→ **A run of records**:
* start *

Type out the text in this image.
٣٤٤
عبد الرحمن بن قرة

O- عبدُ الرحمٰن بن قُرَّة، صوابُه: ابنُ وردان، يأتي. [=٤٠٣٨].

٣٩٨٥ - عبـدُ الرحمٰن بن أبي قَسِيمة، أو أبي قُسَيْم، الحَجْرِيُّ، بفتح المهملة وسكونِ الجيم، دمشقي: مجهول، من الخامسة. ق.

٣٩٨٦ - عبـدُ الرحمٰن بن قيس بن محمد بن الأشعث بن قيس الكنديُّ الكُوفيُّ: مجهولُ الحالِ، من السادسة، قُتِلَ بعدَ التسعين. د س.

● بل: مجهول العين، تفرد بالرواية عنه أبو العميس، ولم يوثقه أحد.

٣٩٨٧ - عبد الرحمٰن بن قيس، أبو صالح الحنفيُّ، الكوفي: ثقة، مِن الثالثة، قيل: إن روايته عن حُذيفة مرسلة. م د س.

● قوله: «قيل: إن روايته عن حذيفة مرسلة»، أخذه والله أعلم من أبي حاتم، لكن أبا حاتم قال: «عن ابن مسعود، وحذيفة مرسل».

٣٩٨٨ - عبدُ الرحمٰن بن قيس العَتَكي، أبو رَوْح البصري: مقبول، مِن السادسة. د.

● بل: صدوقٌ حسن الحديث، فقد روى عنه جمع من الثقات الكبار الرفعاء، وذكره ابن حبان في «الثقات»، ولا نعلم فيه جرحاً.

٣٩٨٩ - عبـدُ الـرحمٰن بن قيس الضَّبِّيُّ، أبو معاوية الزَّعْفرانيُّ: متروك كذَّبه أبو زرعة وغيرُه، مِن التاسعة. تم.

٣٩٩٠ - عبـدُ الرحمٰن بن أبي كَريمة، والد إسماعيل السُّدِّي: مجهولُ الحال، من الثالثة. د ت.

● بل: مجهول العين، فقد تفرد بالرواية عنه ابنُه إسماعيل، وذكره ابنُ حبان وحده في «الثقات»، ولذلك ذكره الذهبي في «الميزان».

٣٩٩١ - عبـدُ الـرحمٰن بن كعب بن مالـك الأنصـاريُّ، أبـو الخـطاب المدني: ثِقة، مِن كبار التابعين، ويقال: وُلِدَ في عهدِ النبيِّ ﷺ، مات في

* end *

All of the lines above need to be given again exactly.

→ **Exercise output**:
Type out the text in this image.
٣٤٤
عبد الرحمن بن قرة

O- عبدُ الرحمٰن بن قُرَّة، صوابُه: ابنُ وردان، يأتي. [=٤٠٣٨].

٣٩٨٥ - عبـدُ الرحمٰن بن أبي قَسِيمة، أو أبي قُسَيْم، الحَجْرِيُّ، بفتح المهملة وسكونِ الجيم، دمشقي: مجهول، من الخامسة. ق.

٣٩٨٦ - عبـدُ الرحمٰن بن قيس بن محمد بن الأشعث بن قيس الكنديُّ الكُوفيُّ: مجهولُ الحالِ، من السادسة، قُتِلَ بعدَ التسعين. د س.

● بل: مجهول العين، تفرد بالرواية عنه أبو العميس، ولم يوثقه أحد.

٣٩٨٧ - عبد الرحمٰن بن قيس، أبو صالح الحنفيُّ، الكوفي: ثقة، مِن الثالثة، قيل: إن روايته عن حُذيفة مرسلة. م د س.

● قوله: «قيل: إن روايته عن حذيفة مرسلة»، أخذه والله أعلم من أبي حاتم، لكن أبا حاتم قال: «عن ابن مسعود، وحذيفة مرسل».

٣٩٨٨ - عبدُ الرحمٰن بن قيس العَتَكي، أبو رَوْح البصري: مقبول، مِن السادسة. د.

● بل: صدوقٌ حسن الحديث، فقد روى عنه جمع من الثقات الكبار الرفعاء، وذكره ابن حبان في «الثقات»، ولا نعلم فيه جرحاً.

٣٩٨٩ - عبـدُ الـرحمٰن بن قيس الضَّبِّيُّ، أبو معاوية الزَّعْفرانيُّ: متروك كذَّبه أبو زرعة وغيرُه، مِن التاسعة. تم.

٣٩٩٠ - عبـدُ الرحمٰن بن أبي كَريمة، والد إسماعيل السُّدِّي: مجهولُ الحال، من الثالثة. د ت.

● بل: مجهول العين، فقد تفرد بالرواية عنه ابنُه إسماعيل، وذكره ابنُ حبان وحده في «الثقات»، ولذلك ذكره الذهبي في «الميزان».

٣٩٩١ - عبـدُ الـرحمٰن بن كعب بن مالـك الأنصـاريُّ، أبـو الخـطاب المدني: ثِقة، مِن كبار التابعين، ويقال: وُلِدَ في عهدِ النبيِّ ﷺ، مات في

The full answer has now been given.